- **INSTRUCTIONS FOR THE TASK**:
Search the entries for the word "systems" and pull out each line that has it.

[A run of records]
☆ ☆ ☆ ☆ ☆ ☆ ☆

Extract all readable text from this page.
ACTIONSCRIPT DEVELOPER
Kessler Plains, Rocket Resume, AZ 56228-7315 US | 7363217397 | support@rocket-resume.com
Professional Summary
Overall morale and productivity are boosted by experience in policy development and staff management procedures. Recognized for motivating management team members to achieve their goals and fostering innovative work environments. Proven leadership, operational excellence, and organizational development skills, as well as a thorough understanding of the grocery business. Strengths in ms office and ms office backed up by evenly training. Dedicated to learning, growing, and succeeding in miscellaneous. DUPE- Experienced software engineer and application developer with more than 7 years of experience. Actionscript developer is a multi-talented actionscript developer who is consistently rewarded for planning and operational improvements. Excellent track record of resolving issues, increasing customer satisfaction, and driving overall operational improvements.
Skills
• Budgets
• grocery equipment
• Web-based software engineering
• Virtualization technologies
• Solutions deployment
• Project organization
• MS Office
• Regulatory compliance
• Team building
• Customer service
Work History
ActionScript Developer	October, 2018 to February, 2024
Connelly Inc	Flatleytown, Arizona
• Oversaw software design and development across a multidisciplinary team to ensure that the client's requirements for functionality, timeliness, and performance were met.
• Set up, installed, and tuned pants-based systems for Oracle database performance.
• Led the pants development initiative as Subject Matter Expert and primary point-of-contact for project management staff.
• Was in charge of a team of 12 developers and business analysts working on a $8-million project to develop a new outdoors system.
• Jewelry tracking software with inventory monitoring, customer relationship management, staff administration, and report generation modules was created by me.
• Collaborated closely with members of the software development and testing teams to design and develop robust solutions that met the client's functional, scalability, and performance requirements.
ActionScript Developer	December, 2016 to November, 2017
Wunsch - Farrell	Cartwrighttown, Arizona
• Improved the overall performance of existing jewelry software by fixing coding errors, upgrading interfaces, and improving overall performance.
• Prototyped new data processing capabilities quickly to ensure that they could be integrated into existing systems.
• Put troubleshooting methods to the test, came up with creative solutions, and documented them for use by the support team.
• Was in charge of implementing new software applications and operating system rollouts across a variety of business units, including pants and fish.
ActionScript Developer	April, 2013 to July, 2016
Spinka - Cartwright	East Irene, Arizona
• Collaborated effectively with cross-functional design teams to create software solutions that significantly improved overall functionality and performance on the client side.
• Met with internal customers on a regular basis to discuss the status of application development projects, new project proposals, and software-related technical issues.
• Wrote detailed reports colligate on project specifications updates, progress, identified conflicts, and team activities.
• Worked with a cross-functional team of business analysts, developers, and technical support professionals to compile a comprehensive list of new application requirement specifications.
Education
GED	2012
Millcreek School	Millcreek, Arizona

☆ ☆ ☆ ☆ ☆ ☆ ☆

- **OUTPUT**:
• Set up, installed, and tuned pants-based systems for Oracle database performance.
• Prototyped new data processing capabilities quickly to ensure that they could be integrated into existing systems.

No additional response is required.